Saturday, 27 May 2017

Blue And Green Planet

"Somehow, the blue and green planet beyond the windows had become alien; they sat in a private darkness."
-Poul Anderson, Murder In Black Letter, Chapter 16.

Here is another intrusion of an sf author's perspective into a mystery novel. How often does anyone in a contemporary novel, or in real life, look out a window and think of what is beyond the window as a "planet"? Blue and green are ubiquitous enough. In fact, it suddenly seems appropriate to quote Leon Trotsky (sometimes, I do not know where I am going when I start a post):

"I can see the bright green strip of grass beneath the wall, and the clear blue sky above the wall, and sunlight everywhere. Life is beautiful. Let the future generations cleanse it of all evil, oppression, and violence and enjoy it to the full." (See here.)

Looking, with Trotsky, to the future, I hope that mankind will avoid Anderson's Terran Empire and I have suggested a Terrestrial tricolor.

How tangential can I get? Yamamura and Kintyre are solving a murder while I pause to discuss the phrase, "...blue and green planet."

3 comments:

Sean M. Brooks said...

Kaor, Paul!

I would admire Trotsky more IF he had not bloodied his hands so much with innocent blood in the Russian Revolution, Civil War, and dictatorship of Lenin.

:::::

Task A:
Please present the records as a Markdown table with the columns "Row" and "Line", starting with the first line of the records and going on through the line containing "x-axis-label: timestamp bbox=[1067, 1571, 1290, 1613]", leaving out blank lines.
These records are unrelated to the blog post.

[Element placement records]
:::::

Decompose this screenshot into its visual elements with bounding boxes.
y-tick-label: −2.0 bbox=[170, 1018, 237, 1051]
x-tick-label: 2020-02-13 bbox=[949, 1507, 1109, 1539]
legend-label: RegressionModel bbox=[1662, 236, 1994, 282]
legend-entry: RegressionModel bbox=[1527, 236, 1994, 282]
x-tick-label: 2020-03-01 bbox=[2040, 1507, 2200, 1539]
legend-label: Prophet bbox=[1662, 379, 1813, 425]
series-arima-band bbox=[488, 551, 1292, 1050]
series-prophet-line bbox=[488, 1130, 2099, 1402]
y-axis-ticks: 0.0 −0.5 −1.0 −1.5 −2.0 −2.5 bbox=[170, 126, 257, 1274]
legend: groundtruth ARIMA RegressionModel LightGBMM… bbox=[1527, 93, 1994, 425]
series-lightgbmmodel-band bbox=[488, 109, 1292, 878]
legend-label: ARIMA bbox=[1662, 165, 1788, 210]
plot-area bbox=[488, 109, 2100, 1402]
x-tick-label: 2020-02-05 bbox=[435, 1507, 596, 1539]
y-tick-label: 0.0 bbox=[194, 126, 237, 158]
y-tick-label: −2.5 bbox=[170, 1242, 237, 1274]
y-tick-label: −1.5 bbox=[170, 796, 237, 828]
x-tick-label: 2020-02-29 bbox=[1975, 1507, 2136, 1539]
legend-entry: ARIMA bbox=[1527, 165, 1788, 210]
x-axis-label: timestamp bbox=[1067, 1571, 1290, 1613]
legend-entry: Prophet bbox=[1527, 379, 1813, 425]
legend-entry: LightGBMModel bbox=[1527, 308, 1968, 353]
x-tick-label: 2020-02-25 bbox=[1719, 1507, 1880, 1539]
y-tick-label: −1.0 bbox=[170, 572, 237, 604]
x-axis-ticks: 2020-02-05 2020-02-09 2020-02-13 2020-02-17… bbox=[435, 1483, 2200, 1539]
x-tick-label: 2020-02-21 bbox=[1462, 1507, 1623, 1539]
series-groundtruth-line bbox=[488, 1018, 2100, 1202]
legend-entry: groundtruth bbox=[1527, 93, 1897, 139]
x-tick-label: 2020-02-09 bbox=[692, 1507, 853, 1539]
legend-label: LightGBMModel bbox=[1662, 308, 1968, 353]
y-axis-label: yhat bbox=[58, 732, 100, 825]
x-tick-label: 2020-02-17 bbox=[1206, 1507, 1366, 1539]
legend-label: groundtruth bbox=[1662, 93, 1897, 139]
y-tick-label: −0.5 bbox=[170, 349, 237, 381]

:::::

Task B:
Print the part of the blog post starting with "Looking, with Trotsky, to" and going on through "dictatorship of Lenin.".

Correct output A:
| Row | Line |
|---|---|
| 1 | Decompose this screenshot into its visual elements with bounding boxes. |
| 2 | y-tick-label: −2.0 bbox=[170, 1018, 237, 1051] |
| 3 | x-tick-label: 2020-02-13 bbox=[949, 1507, 1109, 1539] |
| 4 | legend-label: RegressionModel bbox=[1662, 236, 1994, 282] |
| 5 | legend-entry: RegressionModel bbox=[1527, 236, 1994, 282] |
| 6 | x-tick-label: 2020-03-01 bbox=[2040, 1507, 2200, 1539] |
| 7 | legend-label: Prophet bbox=[1662, 379, 1813, 425] |
| 8 | series-arima-band bbox=[488, 551, 1292, 1050] |
| 9 | series-prophet-line bbox=[488, 1130, 2099, 1402] |
| 10 | y-axis-ticks: 0.0 −0.5 −1.0 −1.5 −2.0 −2.5 bbox=[170, 126, 257, 1274] |
| 11 | legend: groundtruth ARIMA RegressionModel LightGBMM… bbox=[1527, 93, 1994, 425] |
| 12 | series-lightgbmmodel-band bbox=[488, 109, 1292, 878] |
| 13 | legend-label: ARIMA bbox=[1662, 165, 1788, 210] |
| 14 | plot-area bbox=[488, 109, 2100, 1402] |
| 15 | x-tick-label: 2020-02-05 bbox=[435, 1507, 596, 1539] |
| 16 | y-tick-label: 0.0 bbox=[194, 126, 237, 158] |
| 17 | y-tick-label: −2.5 bbox=[170, 1242, 237, 1274] |
| 18 | y-tick-label: −1.5 bbox=[170, 796, 237, 828] |
| 19 | x-tick-label: 2020-02-29 bbox=[1975, 1507, 2136, 1539] |
| 20 | legend-entry: ARIMA bbox=[1527, 165, 1788, 210] |
| 21 | x-axis-label: timestamp bbox=[1067, 1571, 1290, 1613] |

Correct output B:
Looking, with Trotsky, to the future, I hope that mankind will avoid Anderson's Terran Empire and I have suggested a Terrestrial tricolor.

How tangential can I get? Yamamura and Kintyre are solving a murder while I pause to discuss the phrase, "...blue and green planet."

3 comments:

Sean M. Brooks said...

Kaor, Paul!

I would admire Trotsky more IF he had not bloodied his hands so much with innocent blood in the Russian Revolution, Civil War, and dictatorship of Lenin.